## Challenge
Tell how many lines include the string "Network". Answer with a single number.

## Supplied material
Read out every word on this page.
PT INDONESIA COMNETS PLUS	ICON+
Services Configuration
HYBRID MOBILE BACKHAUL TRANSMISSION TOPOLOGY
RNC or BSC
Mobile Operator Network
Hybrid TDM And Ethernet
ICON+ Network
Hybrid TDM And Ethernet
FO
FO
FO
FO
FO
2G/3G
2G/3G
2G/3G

## Exercise output
2